DIRECTIONS FOR THIS TASK:
Reproduce all of the data exactly, with no line skipped.
--- START OF MATERIALS PROVIDED ---
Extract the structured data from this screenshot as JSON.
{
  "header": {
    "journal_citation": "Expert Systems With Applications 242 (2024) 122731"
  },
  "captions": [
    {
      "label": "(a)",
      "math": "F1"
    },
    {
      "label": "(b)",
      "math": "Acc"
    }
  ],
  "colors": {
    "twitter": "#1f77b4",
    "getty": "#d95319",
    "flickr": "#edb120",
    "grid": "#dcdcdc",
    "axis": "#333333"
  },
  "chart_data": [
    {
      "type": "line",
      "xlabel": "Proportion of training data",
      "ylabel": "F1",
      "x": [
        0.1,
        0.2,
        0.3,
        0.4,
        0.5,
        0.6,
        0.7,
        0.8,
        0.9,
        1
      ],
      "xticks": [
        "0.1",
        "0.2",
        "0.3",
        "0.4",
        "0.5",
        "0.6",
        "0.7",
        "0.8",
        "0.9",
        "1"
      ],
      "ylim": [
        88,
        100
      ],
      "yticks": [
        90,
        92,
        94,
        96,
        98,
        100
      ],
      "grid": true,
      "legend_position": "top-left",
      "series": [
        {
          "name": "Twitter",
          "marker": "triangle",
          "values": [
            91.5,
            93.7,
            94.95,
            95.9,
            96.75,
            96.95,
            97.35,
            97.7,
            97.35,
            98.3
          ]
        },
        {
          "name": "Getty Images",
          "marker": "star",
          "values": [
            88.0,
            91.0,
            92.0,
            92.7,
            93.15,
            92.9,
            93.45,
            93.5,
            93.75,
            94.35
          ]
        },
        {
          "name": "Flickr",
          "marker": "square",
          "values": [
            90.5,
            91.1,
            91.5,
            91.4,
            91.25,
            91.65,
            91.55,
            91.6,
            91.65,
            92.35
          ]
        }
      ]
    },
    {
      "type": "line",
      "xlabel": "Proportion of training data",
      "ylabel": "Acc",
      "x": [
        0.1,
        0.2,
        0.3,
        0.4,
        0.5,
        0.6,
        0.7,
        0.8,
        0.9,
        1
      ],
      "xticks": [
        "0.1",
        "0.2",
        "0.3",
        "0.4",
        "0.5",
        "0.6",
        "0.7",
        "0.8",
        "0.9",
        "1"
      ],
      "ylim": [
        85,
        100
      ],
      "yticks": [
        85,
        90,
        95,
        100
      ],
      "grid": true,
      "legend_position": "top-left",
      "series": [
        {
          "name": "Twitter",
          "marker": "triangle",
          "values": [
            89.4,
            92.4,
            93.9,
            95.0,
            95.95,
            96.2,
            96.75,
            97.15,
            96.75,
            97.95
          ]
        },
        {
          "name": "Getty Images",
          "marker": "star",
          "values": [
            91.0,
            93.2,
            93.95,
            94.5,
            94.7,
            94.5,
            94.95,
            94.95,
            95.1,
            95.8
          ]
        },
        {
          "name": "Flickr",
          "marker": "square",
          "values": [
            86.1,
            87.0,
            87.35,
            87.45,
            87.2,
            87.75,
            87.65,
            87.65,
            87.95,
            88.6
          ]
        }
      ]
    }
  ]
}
--- END OF MATERIALS PROVIDED ---
ANSWER TO THE PROBLEM:
Extract the structured data from this screenshot as JSON.
{
  "header": {
    "journal_citation": "Expert Systems With Applications 242 (2024) 122731"
  },
  "captions": [
    {
      "label": "(a)",
      "math": "F1"
    },
    {
      "label": "(b)",
      "math": "Acc"
    }
  ],
  "colors": {
    "twitter": "#1f77b4",
    "getty": "#d95319",
    "flickr": "#edb120",
    "grid": "#dcdcdc",
    "axis": "#333333"
  },
  "chart_data": [
    {
      "type": "line",
      "xlabel": "Proportion of training data",
      "ylabel": "F1",
      "x": [
        0.1,
        0.2,
        0.3,
        0.4,
        0.5,
        0.6,
        0.7,
        0.8,
        0.9,
        1
      ],
      "xticks": [
        "0.1",
        "0.2",
        "0.3",
        "0.4",
        "0.5",
        "0.6",
        "0.7",
        "0.8",
        "0.9",
        "1"
      ],
      "ylim": [
        88,
        100
      ],
      "yticks": [
        90,
        92,
        94,
        96,
        98,
        100
      ],
      "grid": true,
      "legend_position": "top-left",
      "series": [
        {
          "name": "Twitter",
          "marker": "triangle",
          "values": [
            91.5,
            93.7,
            94.95,
            95.9,
            96.75,
            96.95,
            97.35,
            97.7,
            97.35,
            98.3
          ]
        },
        {
          "name": "Getty Images",
          "marker": "star",
          "values": [
            88.0,
            91.0,
            92.0,
            92.7,
            93.15,
            92.9,
            93.45,
            93.5,
            93.75,
            94.35
          ]
        },
        {
          "name": "Flickr",
          "marker": "square",
          "values": [
            90.5,
            91.1,
            91.5,
            91.4,
            91.25,
            91.65,
            91.55,
            91.6,
            91.65,
            92.35
          ]
        }
      ]
    },
    {
      "type": "line",
      "xlabel": "Proportion of training data",
      "ylabel": "Acc",
      "x": [
        0.1,
        0.2,
        0.3,
        0.4,
        0.5,
        0.6,
        0.7,
        0.8,
        0.9,
        1
      ],
      "xticks": [
        "0.1",
        "0.2",
        "0.3",
        "0.4",
        "0.5",
        "0.6",
        "0.7",
        "0.8",
        "0.9",
        "1"
      ],
      "ylim": [
        85,
        100
      ],
      "yticks": [
        85,
        90,
        95,
        100
      ],
      "grid": true,
      "legend_position": "top-left",
      "series": [
        {
          "name": "Twitter",
          "marker": "triangle",
          "values": [
            89.4,
            92.4,
            93.9,
            95.0,
            95.95,
            96.2,
            96.75,
            97.15,
            96.75,
            97.95
          ]
        },
        {
          "name": "Getty Images",
          "marker": "star",
          "values": [
            91.0,
            93.2,
            93.95,
            94.5,
            94.7,
            94.5,
            94.95,
            94.95,
            95.1,
            95.8
          ]
        },
        {
          "name": "Flickr",
          "marker": "square",
          "values": [
            86.1,
            87.0,
            87.35,
            87.45,
            87.2,
            87.75,
            87.65,
            87.65,
            87.95,
            88.6
          ]
        }
      ]
    }
  ]
}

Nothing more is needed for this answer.